● Given exercise: Gather all lines in the entries below that include the word "same".

● Data to process:
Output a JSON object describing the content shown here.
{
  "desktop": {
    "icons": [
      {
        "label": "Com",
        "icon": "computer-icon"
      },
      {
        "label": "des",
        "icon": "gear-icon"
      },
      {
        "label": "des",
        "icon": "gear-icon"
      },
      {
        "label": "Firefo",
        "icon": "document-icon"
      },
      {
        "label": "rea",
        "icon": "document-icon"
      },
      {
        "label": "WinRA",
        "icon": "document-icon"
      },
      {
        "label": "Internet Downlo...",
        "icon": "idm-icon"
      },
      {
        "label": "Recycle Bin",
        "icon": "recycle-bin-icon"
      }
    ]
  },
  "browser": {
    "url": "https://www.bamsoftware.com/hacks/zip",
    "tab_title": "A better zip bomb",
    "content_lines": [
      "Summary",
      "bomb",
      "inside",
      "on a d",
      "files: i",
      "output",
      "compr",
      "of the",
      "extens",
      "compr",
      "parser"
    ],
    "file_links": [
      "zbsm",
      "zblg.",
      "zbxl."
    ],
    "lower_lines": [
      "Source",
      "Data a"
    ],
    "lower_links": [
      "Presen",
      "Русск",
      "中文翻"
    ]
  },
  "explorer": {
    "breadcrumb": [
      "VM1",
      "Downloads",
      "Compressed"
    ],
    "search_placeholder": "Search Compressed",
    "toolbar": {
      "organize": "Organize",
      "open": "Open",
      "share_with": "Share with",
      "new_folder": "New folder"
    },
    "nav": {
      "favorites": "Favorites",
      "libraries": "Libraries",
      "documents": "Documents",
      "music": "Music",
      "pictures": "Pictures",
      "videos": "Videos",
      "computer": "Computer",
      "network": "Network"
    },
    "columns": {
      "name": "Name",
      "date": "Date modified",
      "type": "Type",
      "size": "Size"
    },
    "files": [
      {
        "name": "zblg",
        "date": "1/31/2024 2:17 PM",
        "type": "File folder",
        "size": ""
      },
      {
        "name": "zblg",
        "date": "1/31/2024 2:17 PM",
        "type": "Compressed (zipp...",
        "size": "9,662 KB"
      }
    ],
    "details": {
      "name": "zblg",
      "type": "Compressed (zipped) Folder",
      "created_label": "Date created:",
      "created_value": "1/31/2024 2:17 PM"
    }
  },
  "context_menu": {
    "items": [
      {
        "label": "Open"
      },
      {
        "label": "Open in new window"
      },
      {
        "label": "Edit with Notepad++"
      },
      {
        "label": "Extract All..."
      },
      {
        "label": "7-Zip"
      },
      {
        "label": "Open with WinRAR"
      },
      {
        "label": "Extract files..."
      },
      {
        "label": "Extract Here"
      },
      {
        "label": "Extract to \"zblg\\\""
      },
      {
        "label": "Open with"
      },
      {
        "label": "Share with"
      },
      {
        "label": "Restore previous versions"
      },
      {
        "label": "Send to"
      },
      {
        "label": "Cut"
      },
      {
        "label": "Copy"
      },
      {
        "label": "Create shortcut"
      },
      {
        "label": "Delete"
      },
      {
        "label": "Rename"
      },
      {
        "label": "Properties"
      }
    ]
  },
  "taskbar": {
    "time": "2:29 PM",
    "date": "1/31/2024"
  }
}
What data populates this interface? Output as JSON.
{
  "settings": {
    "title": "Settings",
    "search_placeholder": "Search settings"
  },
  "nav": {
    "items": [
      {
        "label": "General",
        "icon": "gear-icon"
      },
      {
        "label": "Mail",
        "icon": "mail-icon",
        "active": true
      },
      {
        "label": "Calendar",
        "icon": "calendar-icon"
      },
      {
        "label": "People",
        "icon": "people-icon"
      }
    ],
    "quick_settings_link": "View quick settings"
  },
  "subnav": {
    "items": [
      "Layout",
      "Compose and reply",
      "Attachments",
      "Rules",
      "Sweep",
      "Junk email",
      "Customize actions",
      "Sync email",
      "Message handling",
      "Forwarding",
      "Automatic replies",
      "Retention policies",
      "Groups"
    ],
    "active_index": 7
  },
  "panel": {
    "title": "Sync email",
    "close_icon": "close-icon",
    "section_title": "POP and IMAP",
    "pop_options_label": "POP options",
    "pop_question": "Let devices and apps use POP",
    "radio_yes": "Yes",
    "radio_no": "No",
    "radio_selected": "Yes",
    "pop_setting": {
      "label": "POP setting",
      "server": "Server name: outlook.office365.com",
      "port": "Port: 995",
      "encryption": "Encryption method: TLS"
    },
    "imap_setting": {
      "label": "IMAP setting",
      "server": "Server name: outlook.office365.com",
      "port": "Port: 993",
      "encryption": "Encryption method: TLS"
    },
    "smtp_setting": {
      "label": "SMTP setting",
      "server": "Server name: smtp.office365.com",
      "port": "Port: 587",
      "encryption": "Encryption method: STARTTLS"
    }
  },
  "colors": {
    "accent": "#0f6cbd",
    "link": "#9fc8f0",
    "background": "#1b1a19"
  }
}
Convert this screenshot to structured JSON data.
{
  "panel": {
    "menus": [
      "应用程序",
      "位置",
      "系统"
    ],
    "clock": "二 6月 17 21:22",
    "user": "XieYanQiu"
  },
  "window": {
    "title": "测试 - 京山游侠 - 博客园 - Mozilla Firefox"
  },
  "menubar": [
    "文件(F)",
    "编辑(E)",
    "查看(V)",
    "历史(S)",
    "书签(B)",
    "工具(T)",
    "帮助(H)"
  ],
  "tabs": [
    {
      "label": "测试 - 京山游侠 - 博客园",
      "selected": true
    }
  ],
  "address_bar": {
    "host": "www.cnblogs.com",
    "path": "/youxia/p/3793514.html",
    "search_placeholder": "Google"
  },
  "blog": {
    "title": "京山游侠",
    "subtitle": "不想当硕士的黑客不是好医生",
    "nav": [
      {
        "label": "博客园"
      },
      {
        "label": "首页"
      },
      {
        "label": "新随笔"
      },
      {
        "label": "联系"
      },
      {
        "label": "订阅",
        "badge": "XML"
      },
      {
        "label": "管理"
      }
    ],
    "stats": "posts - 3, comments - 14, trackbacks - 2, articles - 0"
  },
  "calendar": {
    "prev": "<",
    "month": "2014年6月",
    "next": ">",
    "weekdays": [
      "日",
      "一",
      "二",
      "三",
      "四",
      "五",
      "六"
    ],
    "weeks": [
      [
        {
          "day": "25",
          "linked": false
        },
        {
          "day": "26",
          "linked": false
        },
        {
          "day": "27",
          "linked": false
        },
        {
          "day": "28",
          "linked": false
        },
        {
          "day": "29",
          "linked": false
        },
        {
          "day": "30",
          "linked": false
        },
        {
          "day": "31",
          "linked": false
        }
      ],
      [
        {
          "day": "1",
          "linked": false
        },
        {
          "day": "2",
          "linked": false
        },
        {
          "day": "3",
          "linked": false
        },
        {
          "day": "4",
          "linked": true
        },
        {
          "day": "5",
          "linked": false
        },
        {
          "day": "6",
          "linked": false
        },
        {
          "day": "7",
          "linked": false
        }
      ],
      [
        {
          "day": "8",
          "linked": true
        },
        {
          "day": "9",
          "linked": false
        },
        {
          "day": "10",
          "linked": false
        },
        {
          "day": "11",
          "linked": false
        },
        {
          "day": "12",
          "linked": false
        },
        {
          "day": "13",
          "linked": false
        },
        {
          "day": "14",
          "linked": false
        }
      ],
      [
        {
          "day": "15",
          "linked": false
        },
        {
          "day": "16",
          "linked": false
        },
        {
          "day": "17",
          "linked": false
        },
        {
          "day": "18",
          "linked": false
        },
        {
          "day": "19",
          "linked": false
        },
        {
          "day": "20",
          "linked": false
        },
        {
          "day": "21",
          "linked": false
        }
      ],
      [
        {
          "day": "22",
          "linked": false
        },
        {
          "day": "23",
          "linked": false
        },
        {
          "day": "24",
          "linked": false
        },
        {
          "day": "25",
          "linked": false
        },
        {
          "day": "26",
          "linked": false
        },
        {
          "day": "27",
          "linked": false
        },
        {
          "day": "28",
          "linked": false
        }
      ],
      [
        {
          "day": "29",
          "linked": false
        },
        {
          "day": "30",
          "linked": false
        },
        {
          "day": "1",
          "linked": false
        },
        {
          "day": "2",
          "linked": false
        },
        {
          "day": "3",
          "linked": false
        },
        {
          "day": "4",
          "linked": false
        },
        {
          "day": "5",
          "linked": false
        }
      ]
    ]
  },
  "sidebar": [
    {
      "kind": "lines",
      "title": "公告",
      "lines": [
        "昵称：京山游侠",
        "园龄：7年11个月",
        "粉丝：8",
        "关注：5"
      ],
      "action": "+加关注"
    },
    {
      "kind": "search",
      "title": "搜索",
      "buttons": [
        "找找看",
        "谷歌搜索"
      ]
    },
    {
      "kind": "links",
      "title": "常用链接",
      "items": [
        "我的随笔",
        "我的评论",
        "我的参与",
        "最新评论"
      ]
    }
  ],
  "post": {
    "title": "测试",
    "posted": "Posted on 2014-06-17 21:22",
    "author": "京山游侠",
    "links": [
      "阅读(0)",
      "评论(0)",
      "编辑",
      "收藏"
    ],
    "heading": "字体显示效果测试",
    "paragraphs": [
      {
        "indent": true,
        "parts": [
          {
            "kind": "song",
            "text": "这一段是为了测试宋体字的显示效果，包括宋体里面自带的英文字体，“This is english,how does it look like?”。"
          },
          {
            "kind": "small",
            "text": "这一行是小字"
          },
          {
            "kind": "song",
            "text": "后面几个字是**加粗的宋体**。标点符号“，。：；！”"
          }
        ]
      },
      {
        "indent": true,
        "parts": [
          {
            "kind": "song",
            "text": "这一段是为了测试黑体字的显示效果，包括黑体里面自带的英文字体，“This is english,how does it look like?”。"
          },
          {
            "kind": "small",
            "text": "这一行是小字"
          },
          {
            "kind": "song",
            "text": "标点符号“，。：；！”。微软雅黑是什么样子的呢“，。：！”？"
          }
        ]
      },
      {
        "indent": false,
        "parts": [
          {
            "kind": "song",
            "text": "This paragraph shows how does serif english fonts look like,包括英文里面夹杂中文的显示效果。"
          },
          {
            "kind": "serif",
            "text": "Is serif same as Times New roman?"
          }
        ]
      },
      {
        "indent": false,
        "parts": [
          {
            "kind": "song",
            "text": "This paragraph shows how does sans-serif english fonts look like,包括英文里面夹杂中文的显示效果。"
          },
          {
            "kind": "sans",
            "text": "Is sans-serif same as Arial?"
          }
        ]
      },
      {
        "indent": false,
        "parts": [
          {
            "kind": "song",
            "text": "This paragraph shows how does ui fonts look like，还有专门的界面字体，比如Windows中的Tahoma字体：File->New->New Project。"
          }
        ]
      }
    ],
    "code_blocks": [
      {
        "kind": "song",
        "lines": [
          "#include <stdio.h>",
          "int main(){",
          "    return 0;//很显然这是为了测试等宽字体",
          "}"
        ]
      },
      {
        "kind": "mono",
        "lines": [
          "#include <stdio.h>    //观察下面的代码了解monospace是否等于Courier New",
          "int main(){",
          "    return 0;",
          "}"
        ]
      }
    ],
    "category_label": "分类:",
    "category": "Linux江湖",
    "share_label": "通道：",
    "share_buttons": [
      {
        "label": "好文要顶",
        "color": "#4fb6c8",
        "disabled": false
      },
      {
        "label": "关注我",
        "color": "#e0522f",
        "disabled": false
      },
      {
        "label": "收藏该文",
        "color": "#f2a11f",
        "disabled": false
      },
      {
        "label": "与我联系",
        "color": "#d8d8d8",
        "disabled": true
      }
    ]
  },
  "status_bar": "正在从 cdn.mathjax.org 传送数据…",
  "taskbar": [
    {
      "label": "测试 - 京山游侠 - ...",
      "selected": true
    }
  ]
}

● Answer:
            "text": "Is serif same as Times New roman?"
            "text": "Is sans-serif same as Arial?"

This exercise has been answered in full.